WHAT YOU SHOULD DO ▸
Identify each line below containing the string "location" and copy it.

· · · · ·

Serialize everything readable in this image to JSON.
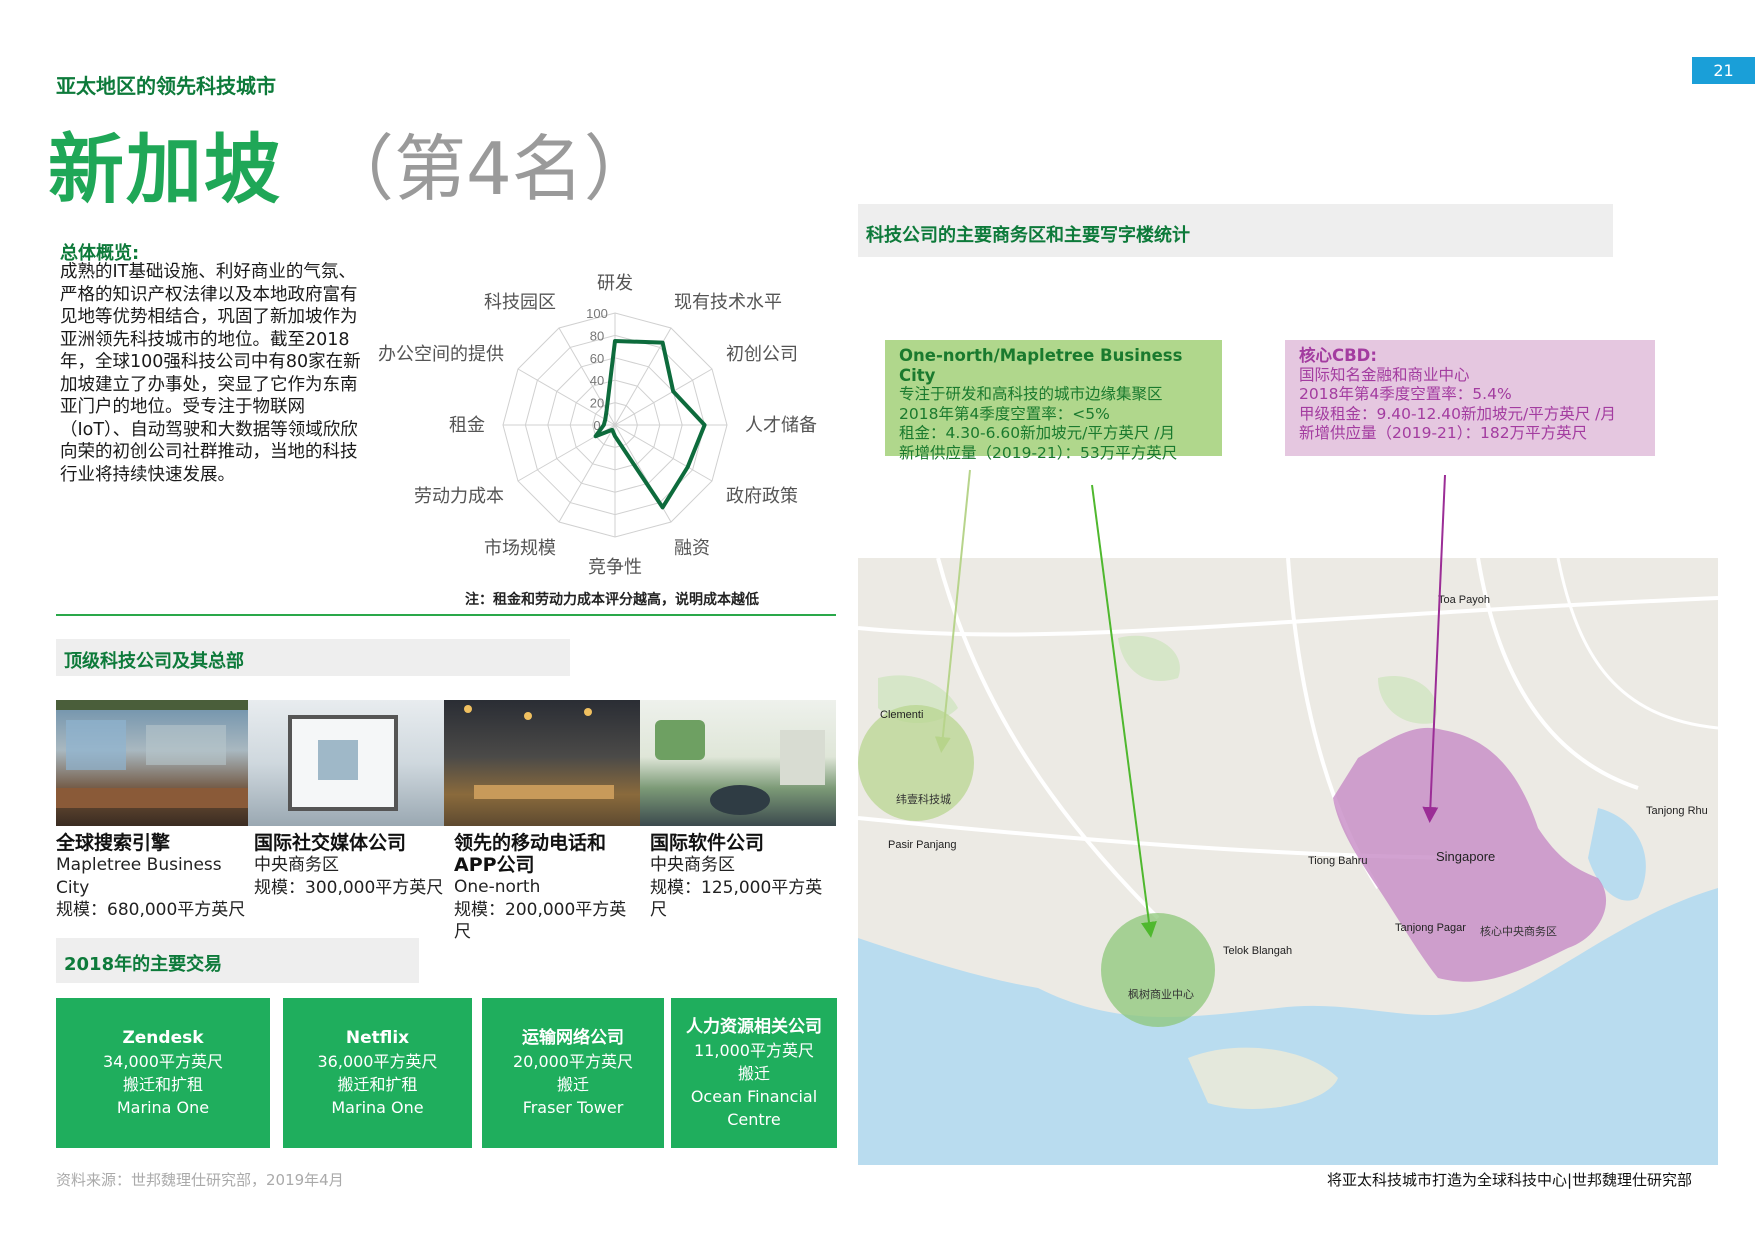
{
  "page_number": "21",
  "header": {
    "kicker": "亚太地区的领先科技城市",
    "title": "新加坡",
    "rank": "（第4名）"
  },
  "overview": {
    "heading": "总体概览:",
    "body": "成熟的IT基础设施、利好商业的气氛、严格的知识产权法律以及本地政府富有见地等优势相结合，巩固了新加坡作为亚洲领先科技城市的地位。截至2018年，全球100强科技公司中有80家在新加坡建立了办事处，突显了它作为东南亚门户的地位。受专注于物联网（IoT）、自动驾驶和大数据等领域欣欣向荣的初创公司社群推动，当地的科技行业将持续快速发展。"
  },
  "chart_data": {
    "type": "radar",
    "axes": [
      "研发",
      "现有技术水平",
      "初创公司",
      "人才储备",
      "政府政策",
      "融资",
      "竞争性",
      "市场规模",
      "劳动力成本",
      "租金",
      "办公空间的提供",
      "科技园区"
    ],
    "values": [
      75,
      85,
      60,
      80,
      75,
      85,
      10,
      5,
      20,
      10,
      10,
      15
    ],
    "scale_ticks": [
      "0",
      "20",
      "40",
      "60",
      "80",
      "100"
    ],
    "range": [
      0,
      100
    ],
    "note": "注：租金和劳动力成本评分越高，说明成本越低",
    "colors": {
      "line": "#0d6b3c",
      "grid": "#d0d0d0"
    }
  },
  "top_companies": {
    "heading": "顶级科技公司及其总部",
    "items": [
      {
        "name": "全球搜索引擎",
        "location": "Mapletree Business City",
        "size": "规模：680,000平方英尺"
      },
      {
        "name": "国际社交媒体公司",
        "location": "中央商务区",
        "size": "规模：300,000平方英尺"
      },
      {
        "name": "领先的移动电话和APP公司",
        "location": "One-north",
        "size": "规模：200,000平方英尺"
      },
      {
        "name": "国际软件公司",
        "location": "中央商务区",
        "size": "规模：125,000平方英尺"
      }
    ]
  },
  "deals": {
    "heading": "2018年的主要交易",
    "items": [
      {
        "name": "Zendesk",
        "size": "34,000平方英尺",
        "type": "搬迁和扩租",
        "building": "Marina One"
      },
      {
        "name": "Netflix",
        "size": "36,000平方英尺",
        "type": "搬迁和扩租",
        "building": "Marina One"
      },
      {
        "name": "运输网络公司",
        "size": "20,000平方英尺",
        "type": "搬迁",
        "building": "Fraser Tower"
      },
      {
        "name": "人力资源相关公司",
        "size": "11,000平方英尺",
        "type": "搬迁",
        "building": "Ocean Financial Centre"
      }
    ]
  },
  "map_section": {
    "heading": "科技公司的主要商务区和主要写字楼统计",
    "one_north": {
      "title": "One-north/Mapletree Business City",
      "line1": "专注于研发和高科技的城市边缘集聚区",
      "line2": "2018年第4季度空置率：<5%",
      "line3": "租金：4.30-6.60新加坡元/平方英尺 /月",
      "line4": "新增供应量（2019-21）：53万平方英尺"
    },
    "cbd": {
      "title": "核心CBD:",
      "line1": "国际知名金融和商业中心",
      "line2": "2018年第4季度空置率：5.4%",
      "line3": "甲级租金：9.40-12.40新加坡元/平方英尺 /月",
      "line4": "新增供应量（2019-21）：182万平方英尺"
    },
    "map_labels": {
      "toa_payoh": "Toa Payoh",
      "clementi": "Clementi",
      "pasir_panjang": "Pasir Panjang",
      "tiong_bahru": "Tiong Bahru",
      "singapore": "Singapore",
      "tanjong_pagar": "Tanjong Pagar",
      "telok_blangah": "Telok Blangah",
      "tanjong_rhu": "Tanjong Rhu",
      "one_north_zone": "纬壹科技城",
      "mapletree_zone": "枫树商业中心",
      "cbd_zone": "核心中央商务区"
    }
  },
  "source": "资料来源：世邦魏理仕研究部，2019年4月",
  "footer": "将亚太科技城市打造为全球科技中心|世邦魏理仕研究部"
}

· · · · ·

FINAL RESULT ▸
        "location": "Mapletree Business City",
        "location": "中央商务区",
        "location": "One-north",
        "location": "中央商务区",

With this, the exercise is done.